**Set problem:**
Write out every entry, unchanged. Skip any picture.

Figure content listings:
________________________
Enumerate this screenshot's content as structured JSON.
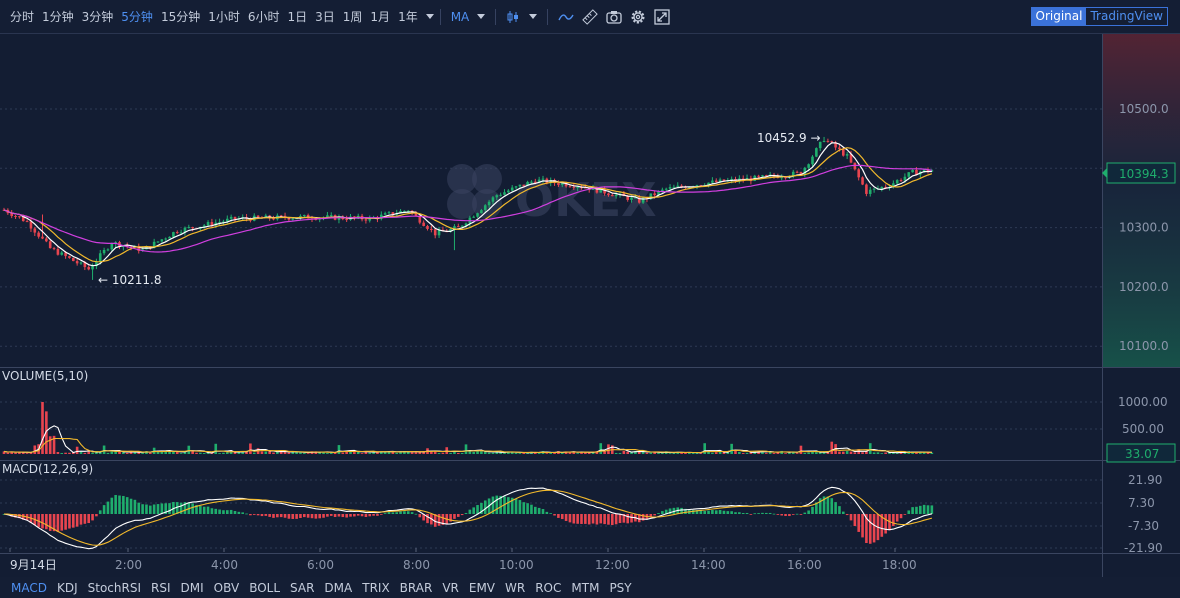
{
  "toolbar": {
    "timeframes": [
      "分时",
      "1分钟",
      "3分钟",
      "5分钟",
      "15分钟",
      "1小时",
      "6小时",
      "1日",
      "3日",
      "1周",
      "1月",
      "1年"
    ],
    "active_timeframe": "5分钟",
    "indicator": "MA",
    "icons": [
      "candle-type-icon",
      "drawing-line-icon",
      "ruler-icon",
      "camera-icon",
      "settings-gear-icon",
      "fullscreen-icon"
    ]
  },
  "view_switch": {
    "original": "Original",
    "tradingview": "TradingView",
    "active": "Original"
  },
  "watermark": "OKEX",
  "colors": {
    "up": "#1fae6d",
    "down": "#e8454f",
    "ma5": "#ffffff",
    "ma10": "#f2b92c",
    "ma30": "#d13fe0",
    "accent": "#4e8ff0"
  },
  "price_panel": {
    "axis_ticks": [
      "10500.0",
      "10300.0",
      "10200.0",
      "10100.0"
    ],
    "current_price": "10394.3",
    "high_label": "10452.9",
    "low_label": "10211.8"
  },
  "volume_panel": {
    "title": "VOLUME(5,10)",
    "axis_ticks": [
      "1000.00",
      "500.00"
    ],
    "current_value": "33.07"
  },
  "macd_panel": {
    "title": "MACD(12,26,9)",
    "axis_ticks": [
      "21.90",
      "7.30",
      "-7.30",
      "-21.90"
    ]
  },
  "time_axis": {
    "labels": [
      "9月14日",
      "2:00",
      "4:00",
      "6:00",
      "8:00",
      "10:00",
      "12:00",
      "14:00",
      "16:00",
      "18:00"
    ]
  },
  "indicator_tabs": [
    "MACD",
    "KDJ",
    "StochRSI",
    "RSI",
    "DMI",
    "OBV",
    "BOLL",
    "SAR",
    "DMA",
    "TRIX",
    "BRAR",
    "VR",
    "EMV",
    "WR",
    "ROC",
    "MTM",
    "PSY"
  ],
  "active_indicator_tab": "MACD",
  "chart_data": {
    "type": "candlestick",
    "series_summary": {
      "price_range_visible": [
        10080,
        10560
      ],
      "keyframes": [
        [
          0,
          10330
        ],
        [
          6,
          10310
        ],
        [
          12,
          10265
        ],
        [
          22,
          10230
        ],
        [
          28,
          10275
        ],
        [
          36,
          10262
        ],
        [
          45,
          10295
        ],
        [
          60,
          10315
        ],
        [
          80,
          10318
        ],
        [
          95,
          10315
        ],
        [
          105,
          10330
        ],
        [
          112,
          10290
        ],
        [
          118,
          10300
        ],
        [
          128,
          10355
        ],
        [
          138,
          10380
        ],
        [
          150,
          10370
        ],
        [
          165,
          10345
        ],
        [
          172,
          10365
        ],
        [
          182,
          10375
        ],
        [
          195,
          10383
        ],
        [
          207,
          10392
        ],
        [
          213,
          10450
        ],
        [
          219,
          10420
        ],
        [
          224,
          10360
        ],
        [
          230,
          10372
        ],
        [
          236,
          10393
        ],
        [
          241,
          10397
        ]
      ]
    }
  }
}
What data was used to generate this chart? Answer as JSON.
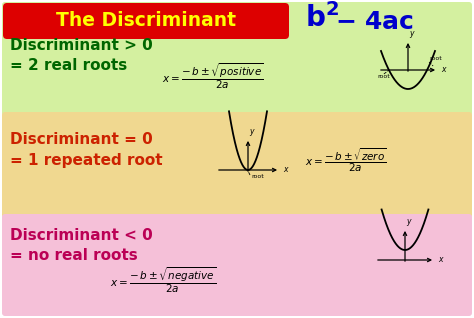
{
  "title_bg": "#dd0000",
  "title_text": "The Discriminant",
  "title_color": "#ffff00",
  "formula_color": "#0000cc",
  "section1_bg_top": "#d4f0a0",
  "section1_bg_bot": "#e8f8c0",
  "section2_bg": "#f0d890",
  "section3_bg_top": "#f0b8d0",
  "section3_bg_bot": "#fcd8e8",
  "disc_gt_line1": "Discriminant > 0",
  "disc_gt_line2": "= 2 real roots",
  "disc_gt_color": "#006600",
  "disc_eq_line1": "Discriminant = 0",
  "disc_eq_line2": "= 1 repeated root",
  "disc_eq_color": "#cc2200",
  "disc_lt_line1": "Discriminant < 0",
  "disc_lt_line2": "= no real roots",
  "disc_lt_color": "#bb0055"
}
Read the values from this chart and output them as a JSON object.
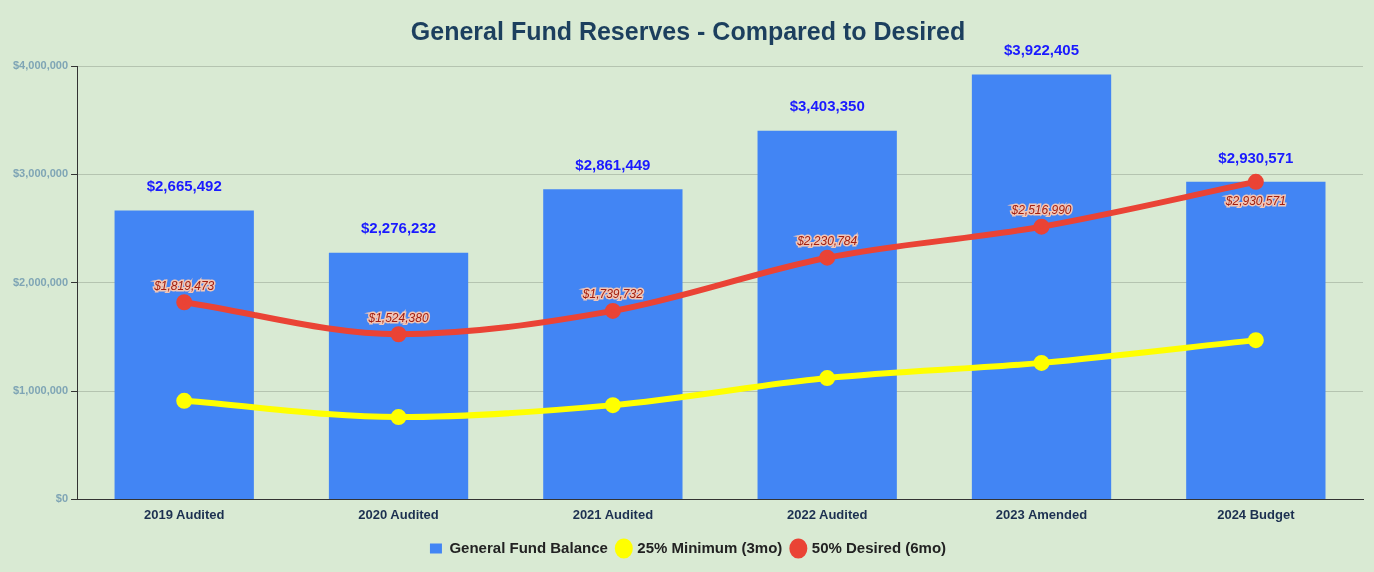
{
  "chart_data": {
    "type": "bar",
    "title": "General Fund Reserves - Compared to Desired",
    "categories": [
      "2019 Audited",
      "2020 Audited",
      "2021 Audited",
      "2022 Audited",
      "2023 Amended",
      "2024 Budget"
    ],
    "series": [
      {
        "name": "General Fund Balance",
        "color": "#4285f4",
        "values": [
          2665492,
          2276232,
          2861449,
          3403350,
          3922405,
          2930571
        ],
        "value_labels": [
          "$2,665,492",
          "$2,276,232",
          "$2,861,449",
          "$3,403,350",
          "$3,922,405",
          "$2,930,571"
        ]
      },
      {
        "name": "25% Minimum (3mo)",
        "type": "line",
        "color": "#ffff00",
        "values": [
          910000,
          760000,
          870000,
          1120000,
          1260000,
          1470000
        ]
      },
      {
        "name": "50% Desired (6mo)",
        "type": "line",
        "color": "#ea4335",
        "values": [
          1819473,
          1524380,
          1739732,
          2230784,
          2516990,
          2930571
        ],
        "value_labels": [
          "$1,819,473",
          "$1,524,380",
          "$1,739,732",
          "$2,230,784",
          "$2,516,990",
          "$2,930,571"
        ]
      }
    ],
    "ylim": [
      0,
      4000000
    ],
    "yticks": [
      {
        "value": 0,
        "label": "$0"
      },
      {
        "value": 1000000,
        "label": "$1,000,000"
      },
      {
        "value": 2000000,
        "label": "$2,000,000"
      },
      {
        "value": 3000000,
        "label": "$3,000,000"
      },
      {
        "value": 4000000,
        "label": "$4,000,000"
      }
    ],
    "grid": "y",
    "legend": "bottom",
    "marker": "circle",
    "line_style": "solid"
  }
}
________________________
**Answer for this exercise:**
Enumerate this screenshot's content as structured JSON.
{
  "toolbar": {
    "timeframes": [
      "分时",
      "1分钟",
      "3分钟",
      "5分钟",
      "15分钟",
      "1小时",
      "6小时",
      "1日",
      "3日",
      "1周",
      "1月",
      "1年"
    ],
    "active_timeframe": "5分钟",
    "indicator": "MA",
    "icons": [
      "candle-type-icon",
      "drawing-line-icon",
      "ruler-icon",
      "camera-icon",
      "settings-gear-icon",
      "fullscreen-icon"
    ]
  },
  "view_switch": {
    "original": "Original",
    "tradingview": "TradingView",
    "active": "Original"
  },
  "watermark": "OKEX",
  "colors": {
    "up": "#1fae6d",
    "down": "#e8454f",
    "ma5": "#ffffff",
    "ma10": "#f2b92c",
    "ma30": "#d13fe0",
    "accent": "#4e8ff0"
  },
  "price_panel": {
    "axis_ticks": [
      "10500.0",
      "10300.0",
      "10200.0",
      "10100.0"
    ],
    "current_price": "10394.3",
    "high_label": "10452.9",
    "low_label": "10211.8"
  },
  "volume_panel": {
    "title": "VOLUME(5,10)",
    "axis_ticks": [
      "1000.00",
      "500.00"
    ],
    "current_value": "33.07"
  },
  "macd_panel": {
    "title": "MACD(12,26,9)",
    "axis_ticks": [
      "21.90",
      "7.30",
      "-7.30",
      "-21.90"
    ]
  },
  "time_axis": {
    "labels": [
      "9月14日",
      "2:00",
      "4:00",
      "6:00",
      "8:00",
      "10:00",
      "12:00",
      "14:00",
      "16:00",
      "18:00"
    ]
  },
  "indicator_tabs": [
    "MACD",
    "KDJ",
    "StochRSI",
    "RSI",
    "DMI",
    "OBV",
    "BOLL",
    "SAR",
    "DMA",
    "TRIX",
    "BRAR",
    "VR",
    "EMV",
    "WR",
    "ROC",
    "MTM",
    "PSY"
  ],
  "active_indicator_tab": "MACD",
  "chart_data": {
    "type": "candlestick",
    "series_summary": {
      "price_range_visible": [
        10080,
        10560
      ],
      "keyframes": [
        [
          0,
          10330
        ],
        [
          6,
          10310
        ],
        [
          12,
          10265
        ],
        [
          22,
          10230
        ],
        [
          28,
          10275
        ],
        [
          36,
          10262
        ],
        [
          45,
          10295
        ],
        [
          60,
          10315
        ],
        [
          80,
          10318
        ],
        [
          95,
          10315
        ],
        [
          105,
          10330
        ],
        [
          112,
          10290
        ],
        [
          118,
          10300
        ],
        [
          128,
          10355
        ],
        [
          138,
          10380
        ],
        [
          150,
          10370
        ],
        [
          165,
          10345
        ],
        [
          172,
          10365
        ],
        [
          182,
          10375
        ],
        [
          195,
          10383
        ],
        [
          207,
          10392
        ],
        [
          213,
          10450
        ],
        [
          219,
          10420
        ],
        [
          224,
          10360
        ],
        [
          230,
          10372
        ],
        [
          236,
          10393
        ],
        [
          241,
          10397
        ]
      ]
    }
  }
}
What data was used to generate this chart? Answer as JSON.
{
  "title_bg": "#dd0000",
  "title_text": "The Discriminant",
  "title_color": "#ffff00",
  "formula_color": "#0000cc",
  "section1_bg_top": "#d4f0a0",
  "section1_bg_bot": "#e8f8c0",
  "section2_bg": "#f0d890",
  "section3_bg_top": "#f0b8d0",
  "section3_bg_bot": "#fcd8e8",
  "disc_gt_line1": "Discriminant > 0",
  "disc_gt_line2": "= 2 real roots",
  "disc_gt_color": "#006600",
  "disc_eq_line1": "Discriminant = 0",
  "disc_eq_line2": "= 1 repeated root",
  "disc_eq_color": "#cc2200",
  "disc_lt_line1": "Discriminant < 0",
  "disc_lt_line2": "= no real roots",
  "disc_lt_color": "#bb0055"
}
Read the values from this chart and output them as a JSON object.
{
  "chart_data": {
    "type": "bar",
    "title": "General Fund Reserves - Compared to Desired",
    "categories": [
      "2019 Audited",
      "2020 Audited",
      "2021 Audited",
      "2022 Audited",
      "2023 Amended",
      "2024 Budget"
    ],
    "series": [
      {
        "name": "General Fund Balance",
        "color": "#4285f4",
        "values": [
          2665492,
          2276232,
          2861449,
          3403350,
          3922405,
          2930571
        ],
        "value_labels": [
          "$2,665,492",
          "$2,276,232",
          "$2,861,449",
          "$3,403,350",
          "$3,922,405",
          "$2,930,571"
        ]
      },
      {
        "name": "25% Minimum (3mo)",
        "type": "line",
        "color": "#ffff00",
        "values": [
          910000,
          760000,
          870000,
          1120000,
          1260000,
          1470000
        ]
      },
      {
        "name": "50% Desired (6mo)",
        "type": "line",
        "color": "#ea4335",
        "values": [
          1819473,
          1524380,
          1739732,
          2230784,
          2516990,
          2930571
        ],
        "value_labels": [
          "$1,819,473",
          "$1,524,380",
          "$1,739,732",
          "$2,230,784",
          "$2,516,990",
          "$2,930,571"
        ]
      }
    ],
    "ylim": [
      0,
      4000000
    ],
    "yticks": [
      {
        "value": 0,
        "label": "$0"
      },
      {
        "value": 1000000,
        "label": "$1,000,000"
      },
      {
        "value": 2000000,
        "label": "$2,000,000"
      },
      {
        "value": 3000000,
        "label": "$3,000,000"
      },
      {
        "value": 4000000,
        "label": "$4,000,000"
      }
    ],
    "grid": "y",
    "legend": "bottom",
    "marker": "circle",
    "line_style": "solid"
  }
}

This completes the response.